Problem description: Output the lines from the one with "bar-landsat-i2 — [2105, 1019, 2148, 1347]" to the one with "x-tick-label-d2: D2 —", reproducing each exactly as it appears.

Data to use:
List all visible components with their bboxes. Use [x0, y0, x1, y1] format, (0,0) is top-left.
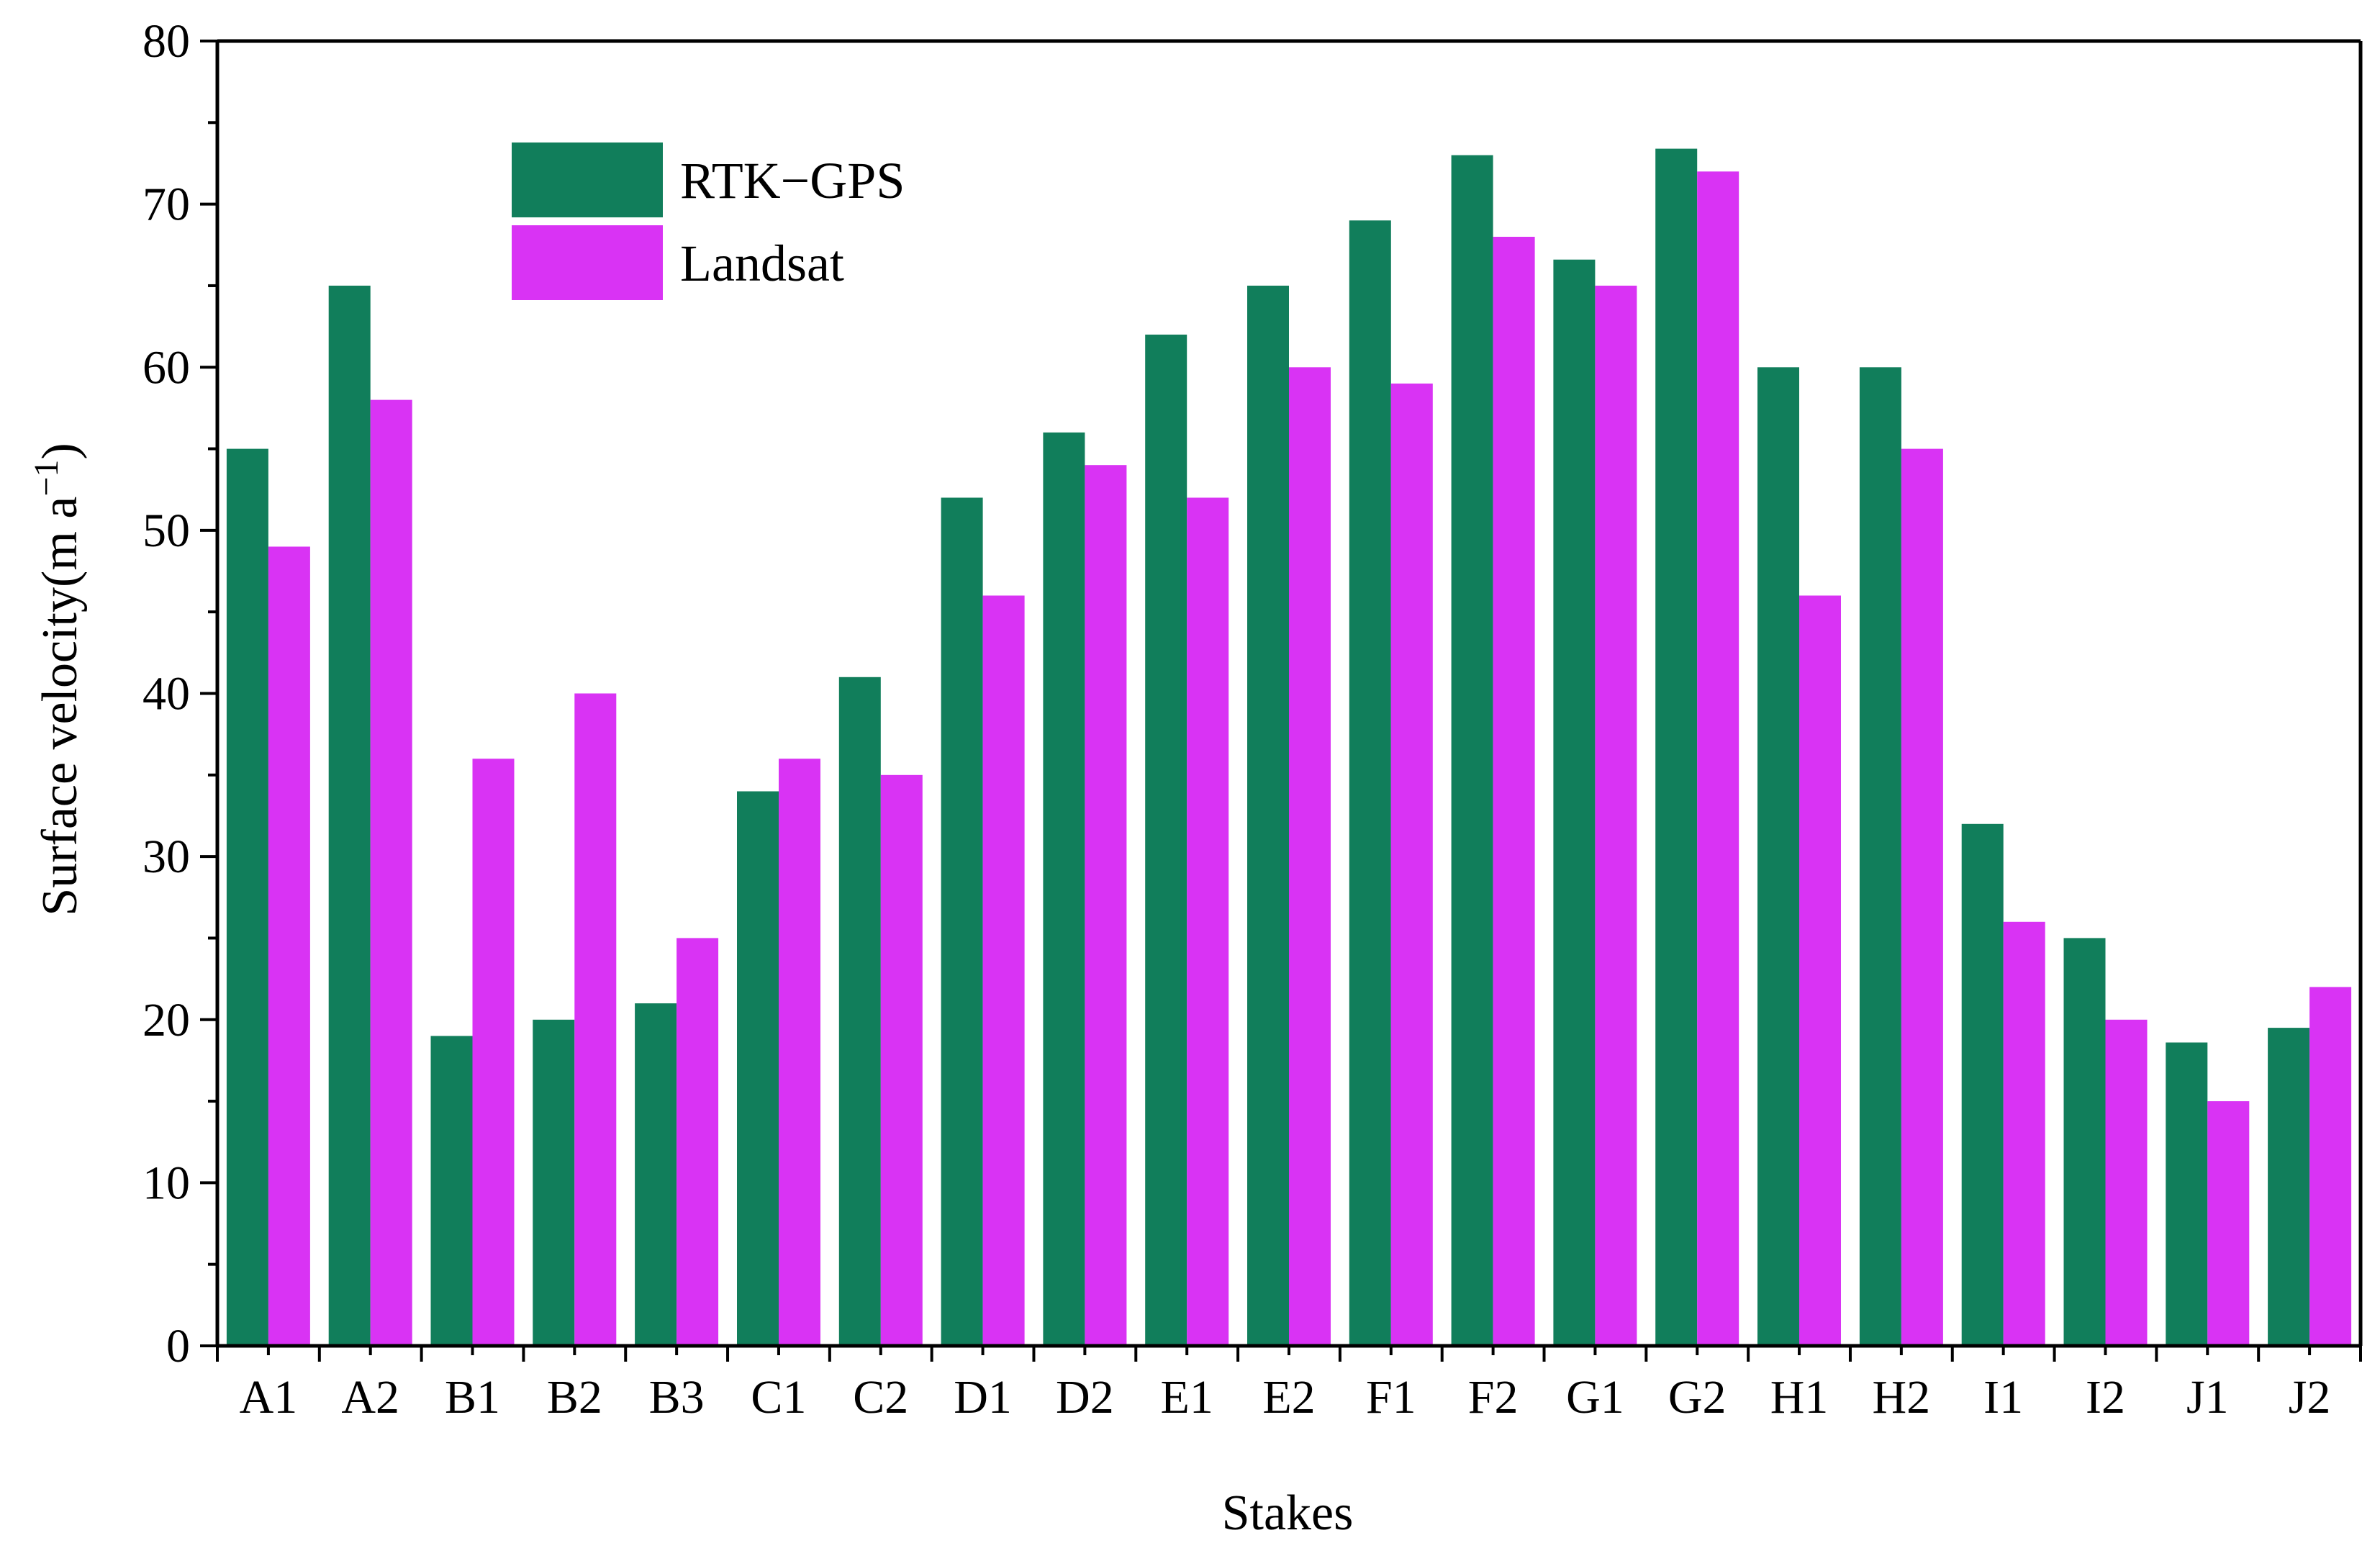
bar-landsat-i2 — [2105, 1019, 2148, 1347]
x-tick-label-h1: H1 — [1770, 1371, 1829, 1424]
bar-rtk-gps-g2 — [1655, 148, 1698, 1347]
bar-landsat-b3 — [677, 938, 719, 1346]
bar-rtk-gps-d2 — [1043, 432, 1085, 1346]
y-tick-label: 60 — [142, 341, 190, 394]
bar-landsat-b2 — [574, 693, 617, 1346]
x-tick-label-b3: B3 — [649, 1371, 705, 1424]
x-tick-label-d2: D2 — [1056, 1371, 1114, 1424]
bar-rtk-gps-h1 — [1757, 367, 1799, 1347]
x-tick-label-i1: I1 — [1983, 1371, 2023, 1424]
legend-label-rtk-gps: RTK−GPS — [680, 152, 905, 209]
bar-rtk-gps-i2 — [2063, 938, 2106, 1346]
bar-landsat-a2 — [370, 399, 412, 1346]
bar-rtk-gps-a2 — [328, 285, 371, 1346]
bar-landsat-g1 — [1595, 285, 1637, 1346]
bar-landsat-a1 — [268, 546, 310, 1346]
bar-rtk-gps-c2 — [838, 677, 881, 1346]
bar-landsat-f2 — [1493, 237, 1535, 1346]
bar-landsat-h2 — [1901, 448, 1943, 1346]
bar-landsat-j2 — [2309, 987, 2352, 1346]
y-tick-label: 10 — [142, 1157, 190, 1209]
y-tick-label: 70 — [142, 178, 190, 231]
bar-landsat-i1 — [2003, 921, 2045, 1346]
x-tick-label-g1: G1 — [1566, 1371, 1624, 1424]
bar-landsat-d1 — [982, 595, 1025, 1346]
x-tick-label-j2: J2 — [2289, 1371, 2331, 1424]
x-tick-label-c1: C1 — [751, 1371, 806, 1424]
legend-swatch-landsat — [512, 225, 663, 300]
x-tick-label-b2: B2 — [547, 1371, 602, 1424]
x-tick-label-h2: H2 — [1873, 1371, 1931, 1424]
y-tick-label: 80 — [142, 15, 190, 68]
y-tick-label: 30 — [142, 831, 190, 883]
bar-landsat-e2 — [1289, 367, 1331, 1347]
x-tick-label-c2: C2 — [853, 1371, 908, 1424]
y-tick-label: 20 — [142, 994, 190, 1046]
x-tick-label-i2: I2 — [2086, 1371, 2125, 1424]
bar-landsat-h1 — [1799, 595, 1841, 1346]
bar-rtk-gps-e2 — [1247, 285, 1289, 1346]
axes-layer: 0 10 20 30 40 50 60 70 80 A1 A2 B1 B2 B3 C1 C2 D1 D2 E1 E2 F… — [142, 15, 2363, 1424]
bar-landsat-b1 — [472, 759, 515, 1346]
x-tick-label-f1: F1 — [1366, 1371, 1416, 1424]
bar-rtk-gps-i1 — [1961, 823, 2004, 1346]
bar-rtk-gps-a1 — [226, 448, 268, 1346]
x-tick-label-e2: E2 — [1262, 1371, 1315, 1424]
bar-rtk-gps-b1 — [430, 1036, 473, 1346]
x-tick-label-a2: A2 — [341, 1371, 399, 1424]
y-axis-title: Surface velocity(m a−1) — [27, 443, 88, 915]
bar-rtk-gps-j1 — [2166, 1042, 2208, 1346]
x-tick-label-e1: E1 — [1161, 1371, 1213, 1424]
bar-rtk-gps-j2 — [2268, 1028, 2310, 1346]
y-axis-title-superscript: −1 — [27, 460, 65, 497]
bar-landsat-e1 — [1187, 497, 1229, 1346]
bar-rtk-gps-h2 — [1859, 367, 1901, 1347]
bar-rtk-gps-g1 — [1553, 259, 1596, 1347]
bar-landsat-j1 — [2207, 1101, 2250, 1346]
x-axis-title: Stakes — [1222, 1485, 1354, 1541]
bar-rtk-gps-b3 — [635, 1003, 677, 1346]
x-tick-label-j1: J1 — [2186, 1371, 2229, 1424]
y-tick-label: 50 — [142, 505, 190, 557]
bar-landsat-c1 — [779, 759, 820, 1346]
legend: RTK−GPS Landsat — [512, 143, 905, 300]
bar-rtk-gps-e1 — [1145, 334, 1187, 1346]
bar-rtk-gps-f1 — [1349, 220, 1391, 1346]
y-axis-title-text: Surface velocity(m a — [32, 497, 88, 916]
x-tick-label-b1: B1 — [445, 1371, 500, 1424]
bars-layer — [226, 148, 2352, 1347]
bar-rtk-gps-d1 — [941, 497, 983, 1346]
bar-rtk-gps-b2 — [533, 1019, 575, 1347]
x-tick-label-d1: D1 — [954, 1371, 1012, 1424]
y-tick-label: 0 — [166, 1320, 190, 1372]
bar-landsat-c2 — [880, 774, 923, 1346]
bar-rtk-gps-c1 — [737, 791, 779, 1346]
bar-rtk-gps-f2 — [1451, 155, 1493, 1347]
x-tick-label-f2: F2 — [1468, 1371, 1519, 1424]
bar-landsat-f1 — [1390, 383, 1433, 1346]
legend-label-landsat: Landsat — [680, 235, 844, 292]
x-tick-label-a1: A1 — [240, 1371, 298, 1424]
y-tick-label: 40 — [142, 668, 190, 720]
legend-swatch-rtk-gps — [512, 143, 663, 217]
x-tick-label-g2: G2 — [1668, 1371, 1727, 1424]
bar-landsat-d2 — [1085, 465, 1127, 1347]
bar-landsat-g2 — [1697, 171, 1739, 1346]
y-axis-title-close: ) — [32, 443, 88, 459]
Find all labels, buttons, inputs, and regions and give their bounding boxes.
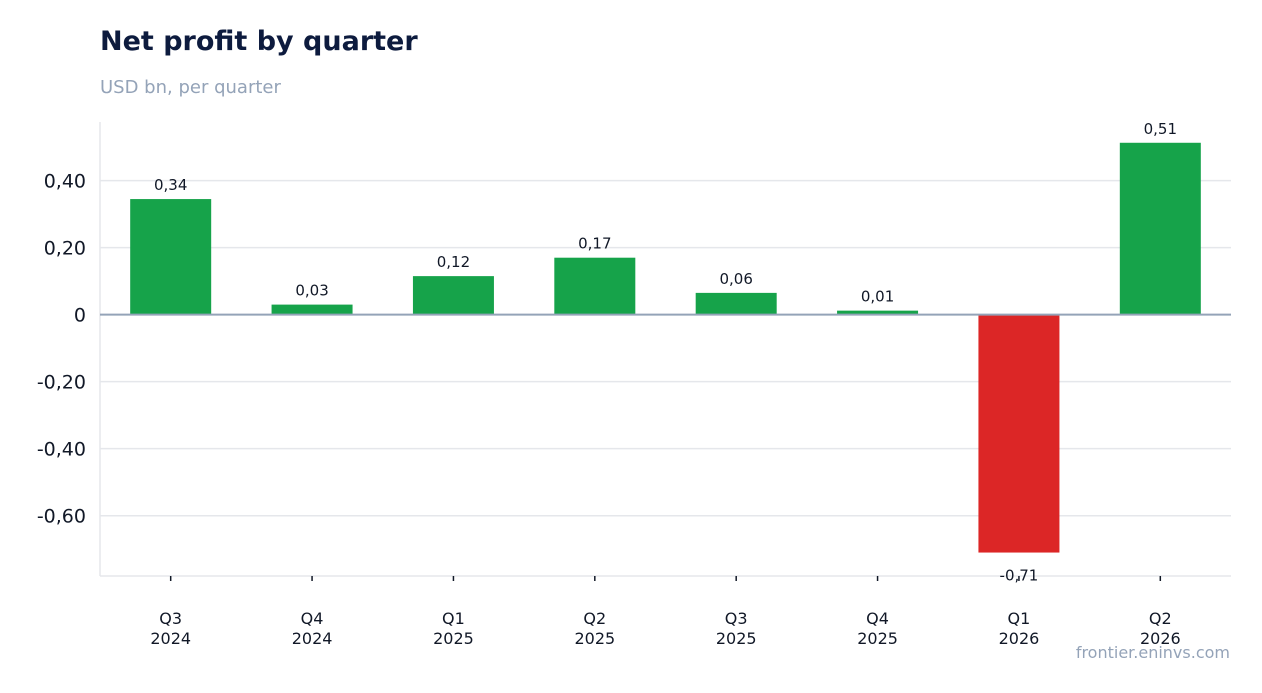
bar-q3-2025 xyxy=(695,292,777,315)
bars xyxy=(130,142,1201,553)
data-label: 0,01 xyxy=(861,288,894,306)
data-labels: 0,34 0,03 0,12 0,17 0,06 0,01 -0,71 0,51 xyxy=(100,120,1231,585)
x-tick-label: Q1 2025 xyxy=(433,609,474,648)
x-tick-label: Q2 2025 xyxy=(574,609,615,648)
x-tick-label: Q1 2026 xyxy=(999,609,1040,648)
bar-q1-2025 xyxy=(412,276,494,315)
data-label: 0,17 xyxy=(578,235,611,253)
x-tick-label: Q3 2025 xyxy=(716,609,757,648)
x-tick-label: Q3 2024 xyxy=(150,609,191,648)
data-label: 0,06 xyxy=(719,270,752,288)
data-label: 0,34 xyxy=(154,176,187,194)
chart-title: Net profit by quarter xyxy=(100,26,418,57)
axes xyxy=(99,122,1231,581)
bar-q1-2026 xyxy=(978,314,1060,553)
data-label: -0,71 xyxy=(1000,567,1039,585)
y-tick-label: 0,40 xyxy=(44,171,86,193)
chart-subtitle: USD bn, per quarter xyxy=(100,77,281,98)
x-tick-label: Q2 2026 xyxy=(1140,609,1181,648)
bar-q2-2025 xyxy=(554,257,636,315)
y-tick-label: 0,20 xyxy=(44,238,86,260)
data-label: 0,51 xyxy=(1144,120,1177,138)
bar-q4-2025 xyxy=(837,310,919,315)
y-tick-label: 0 xyxy=(74,305,86,327)
bar-q2-2026 xyxy=(1119,142,1201,315)
y-tick-label: -0,20 xyxy=(37,372,86,394)
bar-q4-2024 xyxy=(271,304,353,315)
tick-labels: 0,40 0,20 0 -0,20 -0,40 -0,60 Q3 2024 Q4 2024 Q1 20… xyxy=(37,171,1181,648)
y-tick-label: -0,40 xyxy=(37,439,86,461)
data-label: 0,12 xyxy=(437,253,470,271)
y-tick-label: -0,60 xyxy=(37,506,86,528)
data-label: 0,03 xyxy=(295,282,328,300)
x-tick-label: Q4 2025 xyxy=(857,609,898,648)
x-tick-label: Q4 2024 xyxy=(292,609,333,648)
gridlines xyxy=(100,179,1231,517)
source-credit: frontier.eninvs.com xyxy=(1075,643,1230,662)
bar-q3-2024 xyxy=(130,199,212,315)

Reply:
bar-landsat-i2 — [2105, 1019, 2148, 1347]
x-tick-label-h1: H1 — [1770, 1371, 1829, 1424]
bar-rtk-gps-g2 — [1655, 148, 1698, 1347]
bar-landsat-b3 — [677, 938, 719, 1346]
bar-rtk-gps-d2 — [1043, 432, 1085, 1346]
y-tick-label: 60 — [142, 341, 190, 394]
bar-landsat-b2 — [574, 693, 617, 1346]
x-tick-label-b3: B3 — [649, 1371, 705, 1424]
x-tick-label-d2: D2 — [1056, 1371, 1114, 1424]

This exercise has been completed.